DATASET EXTRACT =
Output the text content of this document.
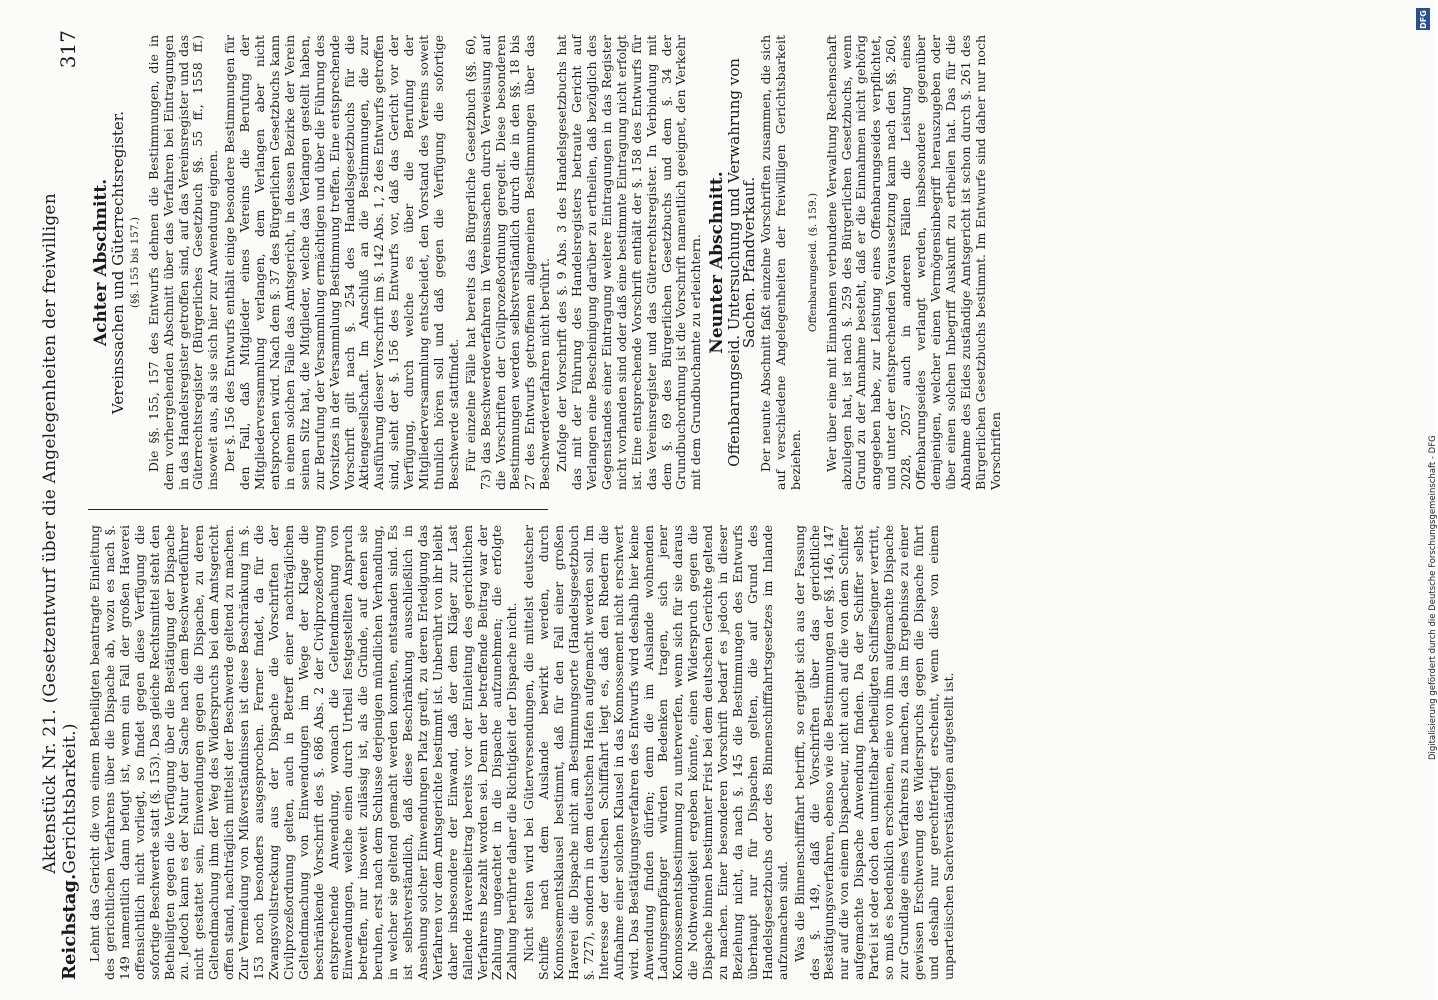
Reichstag.
Aktenstück Nr. 21. (Gesetzentwurf über die Angelegenheiten der freiwilligen Gerichtsbarkeit.)
317

Lehnt das Gericht die von einem Betheiligten beantragte Einleitung des gerichtlichen Verfahrens über die Dispache ab, wozu es nach §. 149 namentlich dann befugt ist, wenn ein Fall der großen Haverei offensichtlich nicht vorliegt, so findet gegen diese Verfügung die sofortige Beschwerde statt (§. 153). Das gleiche Rechtsmittel steht den Betheiligten gegen die Verfügung über die Bestätigung der Dispache zu. Jedoch kann es der Natur der Sache nach dem Beschwerdeführer nicht gestattet sein, Einwendungen gegen die Dispache, zu deren Geltendmachung ihm der Weg des Widerspruchs bei dem Amtsgericht offen stand, nachträglich mittelst der Beschwerde geltend zu machen. Zur Vermeidung von Mißverständnissen ist diese Beschränkung im §. 153 noch besonders ausgesprochen. Ferner findet, da für die Zwangsvollstreckung aus der Dispache die Vorschriften der Civilprozeßordnung gelten, auch in Betreff einer nachträglichen Geltendmachung von Einwendungen im Wege der Klage die beschränkende Vorschrift des §. 686 Abs. 2 der Civilprozeßordnung entsprechende Anwendung, wonach die Geltendmachung von Einwendungen, welche einen durch Urtheil festgestellten Anspruch betreffen, nur insoweit zulässig ist, als die Gründe, auf denen sie beruhen, erst nach dem Schlusse derjenigen mündlichen Verhandlung, in welcher sie geltend gemacht werden konnten, entstanden sind. Es ist selbstverständlich, daß diese Beschränkung ausschließlich in Ansehung solcher Einwendungen Platz greift, zu deren Erledigung das Verfahren vor dem Amtsgerichte bestimmt ist. Unberührt von ihr bleibt daher insbesondere der Einwand, daß der dem Kläger zur Last fallende Havereibeitrag bereits vor der Einleitung des gerichtlichen Verfahrens bezahlt worden sei. Denn der betreffende Beitrag war der Zahlung ungeachtet in die Dispache aufzunehmen; die erfolgte Zahlung berührte daher die Richtigkeit der Dispache nicht. Nicht selten wird bei Güterversendungen, die mittelst deutscher Schiffe nach dem Auslande bewirkt werden, durch Konnossementsklausel bestimmt, daß für den Fall einer großen Haverei die Dispache nicht am Bestimmungsorte (Handelsgesetzbuch §. 727), sondern in dem deutschen Hafen aufgemacht werden soll. Im Interesse der deutschen Schifffahrt liegt es, daß den Rhedern die Aufnahme einer solchen Klausel in das Konnossement nicht erschwert wird. Das Bestätigungsverfahren des Entwurfs wird deshalb hier keine Anwendung finden dürfen; denn die im Auslande wohnenden Ladungsempfänger würden Bedenken tragen, sich jener Konnossementsbestimmung zu unterwerfen, wenn sich für sie daraus die Nothwendigkeit ergeben könnte, einen Widerspruch gegen die Dispache binnen bestimmter Frist bei dem deutschen Gerichte geltend zu machen. Einer besonderen Vorschrift bedarf es jedoch in dieser Beziehung nicht, da nach §. 145 die Bestimmungen des Entwurfs überhaupt nur für Dispachen gelten, die auf Grund des Handelsgesetzbuchs oder des Binnenschifffahrtsgesetzes im Inlande aufzumachen sind. Was die Binnenschifffahrt betrifft, so ergiebt sich aus der Fassung des §. 149, daß die Vorschriften über das gerichtliche Bestätigungsverfahren, ebenso wie die Bestimmungen der §§. 146, 147 nur auf die von einem Dispacheur, nicht auch auf die von dem Schiffer aufgemachte Dispache Anwendung finden. Da der Schiffer selbst Partei ist oder doch den unmittelbar betheiligten Schiffseigner vertritt, so muß es bedenklich erscheinen, eine von ihm aufgemachte Dispache zur Grundlage eines Verfahrens zu machen, das im Ergebnisse zu einer gewissen Erschwerung des Widerspruchs gegen die Dispache führt und deshalb nur gerechtfertigt erscheint, wenn diese von einem unparteiischen Sachverständigen aufgestellt ist.

Achter Abschnitt.
Vereinssachen und Güterrechtsregister. (§§. 155 bis 157.) Die §§. 155, 157 des Entwurfs dehnen die Bestimmungen, die in dem vorhergehenden Abschnitt über das Verfahren bei Eintragungen in das Handelsregister getroffen sind, auf das Vereinsregister und das Güterrechtsregister (Bürgerliches Gesetzbuch §§. 55 ff., 1558 ff.) insoweit aus, als sie sich hier zur Anwendung eignen. Der §. 156 des Entwurfs enthält einige besondere Bestimmungen für den Fall, daß Mitglieder eines Vereins die Berufung der Mitgliederversammlung verlangen, dem Verlangen aber nicht entsprochen wird. Nach dem §. 37 des Bürgerlichen Gesetzbuchs kann in einem solchen Falle das Amtsgericht, in dessen Bezirke der Verein seinen Sitz hat, die Mitglieder, welche das Verlangen gestellt haben, zur Berufung der Versammlung ermächtigen und über die Führung des Vorsitzes in der Versammlung Bestimmung treffen. Eine entsprechende Vorschrift gilt nach §. 254 des Handelsgesetzbuchs für die Aktiengesellschaft. Im Anschluß an die Bestimmungen, die zur Ausführung dieser Vorschrift im §. 142 Abs. 1, 2 des Entwurfs getroffen sind, sieht der §. 156 des Entwurfs vor, daß das Gericht vor der Verfügung, durch welche es über die Berufung der Mitgliederversammlung entscheidet, den Vorstand des Vereins soweit thunlich hören soll und daß gegen die Verfügung die sofortige Beschwerde stattfindet. Für einzelne Fälle hat bereits das Bürgerliche Gesetzbuch (§§. 60, 73) das Beschwerdeverfahren in Vereinssachen durch Verweisung auf die Vorschriften der Civilprozeßordnung geregelt. Diese besonderen Bestimmungen werden selbstverständlich durch die in den §§. 18 bis 27 des Entwurfs getroffenen allgemeinen Bestimmungen über das Beschwerdeverfahren nicht berührt. Zufolge der Vorschrift des §. 9 Abs. 3 des Handelsgesetzbuchs hat das mit der Führung des Handelsregisters betraute Gericht auf Verlangen eine Bescheinigung darüber zu ertheilen, daß bezüglich des Gegenstandes einer Eintragung weitere Eintragungen in das Register nicht vorhanden sind oder daß eine bestimmte Eintragung nicht erfolgt ist. Eine entsprechende Vorschrift enthält der §. 158 des Entwurfs für das Vereinsregister und das Güterrechtsregister. In Verbindung mit dem §. 69 des Bürgerlichen Gesetzbuchs und dem §. 34 der Grundbuchordnung ist die Vorschrift namentlich geeignet, den Verkehr mit dem Grundbuchamte zu erleichtern. Neunter Abschnitt.
Offenbarungseid. Untersuchung und Verwahrung von Sachen. Pfandverkauf. Der neunte Abschnitt faßt einzelne Vorschriften zusammen, die sich auf verschiedene Angelegenheiten der freiwilligen Gerichtsbarkeit beziehen.

Offenbarungseid. (§. 159.) Wer über eine mit Einnahmen verbundene Verwaltung Rechenschaft abzulegen hat, ist nach §. 259 des Bürgerlichen Gesetzbuchs, wenn Grund zu der Annahme besteht, daß er die Einnahmen nicht gehörig angegeben habe, zur Leistung eines Offenbarungseides verpflichtet, und unter der entsprechenden Voraussetzung kann nach den §§. 260, 2028, 2057 auch in anderen Fällen die Leistung eines Offenbarungseides verlangt werden, insbesondere gegenüber demjenigen, welcher einen Vermögensinbegriff herauszugeben oder über einen solchen Inbegriff Auskunft zu ertheilen hat. Das für die Abnahme des Eides zuständige Amtsgericht ist schon durch §. 261 des Bürgerlichen Gesetzbuchs bestimmt. Im Entwurfe sind daher nur noch Vorschriften

DFG
Digitalisierung gefördert durch die Deutsche Forschungsgemeinschaft - DFG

WHAT TO WORK ON =
Scan the material above. Extract every line in which the word "Angelegenheiten" occurs.

RESPONSE FOR THIS EXERCISE =
Aktenstück Nr. 21. (Gesetzentwurf über die Angelegenheiten der freiwilligen Gerichtsbarkeit.)
Offenbarungseid. Untersuchung und Verwahrung von Sachen. Pfandverkauf. Der neunte Abschnitt faßt einzelne Vorschriften zusammen, die sich auf verschiedene Angelegenheiten der freiwilligen Gerichtsbarkeit beziehen.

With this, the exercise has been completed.